Exercise ->
Copy these records line for line, with no changes.

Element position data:
---*---

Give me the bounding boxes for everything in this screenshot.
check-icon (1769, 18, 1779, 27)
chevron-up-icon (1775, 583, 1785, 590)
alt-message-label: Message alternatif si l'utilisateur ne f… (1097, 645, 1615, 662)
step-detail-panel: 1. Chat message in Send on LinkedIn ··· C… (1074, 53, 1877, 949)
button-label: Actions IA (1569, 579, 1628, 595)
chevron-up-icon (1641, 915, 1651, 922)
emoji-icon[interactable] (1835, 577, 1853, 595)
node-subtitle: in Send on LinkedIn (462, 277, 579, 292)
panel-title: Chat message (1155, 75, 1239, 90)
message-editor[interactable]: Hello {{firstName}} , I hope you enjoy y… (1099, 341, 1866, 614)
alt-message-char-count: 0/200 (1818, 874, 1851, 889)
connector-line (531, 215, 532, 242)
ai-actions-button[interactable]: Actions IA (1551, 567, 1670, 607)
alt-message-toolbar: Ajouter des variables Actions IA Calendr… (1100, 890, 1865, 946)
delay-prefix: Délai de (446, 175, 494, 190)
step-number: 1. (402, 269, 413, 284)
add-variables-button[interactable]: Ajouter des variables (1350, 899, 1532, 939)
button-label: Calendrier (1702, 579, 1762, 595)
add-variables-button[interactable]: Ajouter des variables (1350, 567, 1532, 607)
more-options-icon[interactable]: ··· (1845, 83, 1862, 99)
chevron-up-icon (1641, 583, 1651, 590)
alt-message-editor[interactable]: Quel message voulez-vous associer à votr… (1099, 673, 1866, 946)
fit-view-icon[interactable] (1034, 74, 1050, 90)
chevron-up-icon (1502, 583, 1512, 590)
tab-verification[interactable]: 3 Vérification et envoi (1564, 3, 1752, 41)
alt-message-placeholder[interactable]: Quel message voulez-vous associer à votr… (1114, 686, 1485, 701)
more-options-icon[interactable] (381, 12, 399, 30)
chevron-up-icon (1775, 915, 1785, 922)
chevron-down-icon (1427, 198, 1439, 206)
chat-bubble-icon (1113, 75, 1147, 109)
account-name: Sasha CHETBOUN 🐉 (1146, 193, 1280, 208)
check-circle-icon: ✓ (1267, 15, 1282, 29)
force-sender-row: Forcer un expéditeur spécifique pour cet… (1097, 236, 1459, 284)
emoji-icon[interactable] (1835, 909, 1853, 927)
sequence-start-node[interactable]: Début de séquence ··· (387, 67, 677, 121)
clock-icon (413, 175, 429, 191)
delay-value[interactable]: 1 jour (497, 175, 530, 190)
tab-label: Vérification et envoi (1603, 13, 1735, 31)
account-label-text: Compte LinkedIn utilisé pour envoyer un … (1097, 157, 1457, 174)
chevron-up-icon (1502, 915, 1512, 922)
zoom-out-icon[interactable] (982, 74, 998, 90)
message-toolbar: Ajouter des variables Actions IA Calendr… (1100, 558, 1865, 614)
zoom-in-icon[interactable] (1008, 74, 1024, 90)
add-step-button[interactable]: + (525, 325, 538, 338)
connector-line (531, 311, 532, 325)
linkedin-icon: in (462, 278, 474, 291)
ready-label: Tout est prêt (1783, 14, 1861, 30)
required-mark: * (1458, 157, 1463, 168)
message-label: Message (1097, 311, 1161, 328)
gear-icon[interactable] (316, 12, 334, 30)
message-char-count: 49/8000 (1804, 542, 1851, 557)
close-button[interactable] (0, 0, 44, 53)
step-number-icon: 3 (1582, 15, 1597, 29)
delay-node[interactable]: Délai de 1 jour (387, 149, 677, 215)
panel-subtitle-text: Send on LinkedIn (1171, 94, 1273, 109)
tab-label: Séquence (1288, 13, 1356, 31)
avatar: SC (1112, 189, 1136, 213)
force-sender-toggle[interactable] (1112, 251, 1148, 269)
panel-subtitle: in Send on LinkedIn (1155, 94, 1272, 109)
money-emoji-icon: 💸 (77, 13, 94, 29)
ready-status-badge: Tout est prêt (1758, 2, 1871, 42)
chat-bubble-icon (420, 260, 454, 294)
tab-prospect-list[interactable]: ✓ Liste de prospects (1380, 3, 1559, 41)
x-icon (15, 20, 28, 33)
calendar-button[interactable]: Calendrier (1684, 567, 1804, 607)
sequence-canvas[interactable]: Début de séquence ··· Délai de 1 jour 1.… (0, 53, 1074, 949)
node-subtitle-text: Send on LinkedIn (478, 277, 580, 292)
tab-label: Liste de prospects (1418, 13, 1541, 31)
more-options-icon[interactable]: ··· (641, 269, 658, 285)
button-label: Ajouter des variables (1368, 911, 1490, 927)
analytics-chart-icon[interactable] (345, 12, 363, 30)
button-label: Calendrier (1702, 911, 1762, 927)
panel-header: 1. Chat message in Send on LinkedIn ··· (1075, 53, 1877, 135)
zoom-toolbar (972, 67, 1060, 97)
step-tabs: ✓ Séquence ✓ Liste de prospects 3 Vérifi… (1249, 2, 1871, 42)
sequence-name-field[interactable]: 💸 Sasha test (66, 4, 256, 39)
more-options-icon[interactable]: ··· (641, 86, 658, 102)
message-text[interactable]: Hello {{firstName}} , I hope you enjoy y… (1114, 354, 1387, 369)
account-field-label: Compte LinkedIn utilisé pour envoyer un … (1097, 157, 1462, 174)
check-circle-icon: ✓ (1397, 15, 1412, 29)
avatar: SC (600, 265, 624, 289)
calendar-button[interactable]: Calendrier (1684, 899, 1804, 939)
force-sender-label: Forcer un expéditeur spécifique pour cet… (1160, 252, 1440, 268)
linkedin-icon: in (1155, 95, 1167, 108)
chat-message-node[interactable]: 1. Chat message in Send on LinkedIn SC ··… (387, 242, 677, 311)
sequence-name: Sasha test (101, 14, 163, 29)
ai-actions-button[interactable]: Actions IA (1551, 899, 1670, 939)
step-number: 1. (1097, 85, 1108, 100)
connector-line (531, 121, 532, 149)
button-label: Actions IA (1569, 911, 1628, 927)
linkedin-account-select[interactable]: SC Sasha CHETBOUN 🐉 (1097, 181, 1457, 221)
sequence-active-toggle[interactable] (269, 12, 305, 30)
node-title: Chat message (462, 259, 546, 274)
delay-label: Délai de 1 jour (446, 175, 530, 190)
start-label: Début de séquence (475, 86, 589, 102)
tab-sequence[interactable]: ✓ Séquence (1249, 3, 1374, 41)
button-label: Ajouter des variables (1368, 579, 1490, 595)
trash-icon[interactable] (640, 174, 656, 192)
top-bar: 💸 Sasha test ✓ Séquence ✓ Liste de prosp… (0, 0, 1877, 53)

---*---

Task solution ->
Give me the bounding boxes for everything in this screenshot.
check-icon (1769, 18, 1779, 27)
chevron-up-icon (1775, 583, 1785, 590)
alt-message-label: Message alternatif si l'utilisateur ne f… (1097, 645, 1615, 662)
step-detail-panel: 1. Chat message in Send on LinkedIn ··· C… (1074, 53, 1877, 949)
button-label: Actions IA (1569, 579, 1628, 595)
chevron-up-icon (1641, 915, 1651, 922)
emoji-icon[interactable] (1835, 577, 1853, 595)
node-subtitle: in Send on LinkedIn (462, 277, 579, 292)
panel-title: Chat message (1155, 75, 1239, 90)
message-editor[interactable]: Hello {{firstName}} , I hope you enjoy y… (1099, 341, 1866, 614)
alt-message-char-count: 0/200 (1818, 874, 1851, 889)
connector-line (531, 215, 532, 242)
ai-actions-button[interactable]: Actions IA (1551, 567, 1670, 607)
alt-message-toolbar: Ajouter des variables Actions IA Calendr… (1100, 890, 1865, 946)
delay-prefix: Délai de (446, 175, 494, 190)
step-number: 1. (402, 269, 413, 284)
add-variables-button[interactable]: Ajouter des variables (1350, 899, 1532, 939)
button-label: Calendrier (1702, 579, 1762, 595)
add-variables-button[interactable]: Ajouter des variables (1350, 567, 1532, 607)
more-options-icon[interactable]: ··· (1845, 83, 1862, 99)
chevron-up-icon (1641, 583, 1651, 590)
alt-message-editor[interactable]: Quel message voulez-vous associer à votr… (1099, 673, 1866, 946)
fit-view-icon[interactable] (1034, 74, 1050, 90)
chevron-up-icon (1502, 583, 1512, 590)
tab-verification[interactable]: 3 Vérification et envoi (1564, 3, 1752, 41)
alt-message-placeholder[interactable]: Quel message voulez-vous associer à votr… (1114, 686, 1485, 701)
more-options-icon[interactable] (381, 12, 399, 30)
chevron-up-icon (1775, 915, 1785, 922)
chevron-down-icon (1427, 198, 1439, 206)
chat-bubble-icon (1113, 75, 1147, 109)
account-name: Sasha CHETBOUN 🐉 (1146, 193, 1280, 208)
check-circle-icon: ✓ (1267, 15, 1282, 29)
force-sender-row: Forcer un expéditeur spécifique pour cet… (1097, 236, 1459, 284)
emoji-icon[interactable] (1835, 909, 1853, 927)
sequence-start-node[interactable]: Début de séquence ··· (387, 67, 677, 121)
clock-icon (413, 175, 429, 191)
delay-value[interactable]: 1 jour (497, 175, 530, 190)
tab-label: Vérification et envoi (1603, 13, 1735, 31)
account-label-text: Compte LinkedIn utilisé pour envoyer un … (1097, 157, 1457, 174)
chevron-up-icon (1502, 915, 1512, 922)
zoom-out-icon[interactable] (982, 74, 998, 90)
message-toolbar: Ajouter des variables Actions IA Calendr… (1100, 558, 1865, 614)
zoom-in-icon[interactable] (1008, 74, 1024, 90)
add-step-button[interactable]: + (525, 325, 538, 338)
connector-line (531, 311, 532, 325)
linkedin-icon: in (462, 278, 474, 291)
ready-label: Tout est prêt (1783, 14, 1861, 30)
required-mark: * (1458, 157, 1463, 168)
message-label: Message (1097, 311, 1161, 328)
gear-icon[interactable] (316, 12, 334, 30)
message-char-count: 49/8000 (1804, 542, 1851, 557)
close-button[interactable] (0, 0, 44, 53)
step-number-icon: 3 (1582, 15, 1597, 29)
delay-node[interactable]: Délai de 1 jour (387, 149, 677, 215)
panel-subtitle-text: Send on LinkedIn (1171, 94, 1273, 109)
tab-label: Séquence (1288, 13, 1356, 31)
avatar: SC (1112, 189, 1136, 213)
force-sender-toggle[interactable] (1112, 251, 1148, 269)
panel-subtitle: in Send on LinkedIn (1155, 94, 1272, 109)
money-emoji-icon: 💸 (77, 13, 94, 29)
ready-status-badge: Tout est prêt (1758, 2, 1871, 42)
chat-bubble-icon (420, 260, 454, 294)
tab-prospect-list[interactable]: ✓ Liste de prospects (1380, 3, 1559, 41)
x-icon (15, 20, 28, 33)
calendar-button[interactable]: Calendrier (1684, 567, 1804, 607)
sequence-canvas[interactable]: Début de séquence ··· Délai de 1 jour 1.… (0, 53, 1074, 949)
node-subtitle-text: Send on LinkedIn (478, 277, 580, 292)
tab-label: Liste de prospects (1418, 13, 1541, 31)
more-options-icon[interactable]: ··· (641, 269, 658, 285)
button-label: Ajouter des variables (1368, 911, 1490, 927)
analytics-chart-icon[interactable] (345, 12, 363, 30)
button-label: Calendrier (1702, 911, 1762, 927)
panel-header: 1. Chat message in Send on LinkedIn ··· (1075, 53, 1877, 135)
zoom-toolbar (972, 67, 1060, 97)
step-tabs: ✓ Séquence ✓ Liste de prospects 3 Vérifi… (1249, 2, 1871, 42)
sequence-name-field[interactable]: 💸 Sasha test (66, 4, 256, 39)
more-options-icon[interactable]: ··· (641, 86, 658, 102)
message-text[interactable]: Hello {{firstName}} , I hope you enjoy y… (1114, 354, 1387, 369)
account-field-label: Compte LinkedIn utilisé pour envoyer un … (1097, 157, 1462, 174)
check-circle-icon: ✓ (1397, 15, 1412, 29)
avatar: SC (600, 265, 624, 289)
calendar-button[interactable]: Calendrier (1684, 899, 1804, 939)
force-sender-label: Forcer un expéditeur spécifique pour cet… (1160, 252, 1440, 268)
linkedin-icon: in (1155, 95, 1167, 108)
chat-message-node[interactable]: 1. Chat message in Send on LinkedIn SC ··… (387, 242, 677, 311)
sequence-name: Sasha test (101, 14, 163, 29)
ai-actions-button[interactable]: Actions IA (1551, 899, 1670, 939)
step-number: 1. (1097, 85, 1108, 100)
connector-line (531, 121, 532, 149)
button-label: Actions IA (1569, 911, 1628, 927)
linkedin-account-select[interactable]: SC Sasha CHETBOUN 🐉 (1097, 181, 1457, 221)
sequence-active-toggle[interactable] (269, 12, 305, 30)
node-title: Chat message (462, 259, 546, 274)
delay-label: Délai de 1 jour (446, 175, 530, 190)
start-label: Début de séquence (475, 86, 589, 102)
tab-sequence[interactable]: ✓ Séquence (1249, 3, 1374, 41)
button-label: Ajouter des variables (1368, 579, 1490, 595)
trash-icon[interactable] (640, 174, 656, 192)
top-bar: 💸 Sasha test ✓ Séquence ✓ Liste de prosp… (0, 0, 1877, 53)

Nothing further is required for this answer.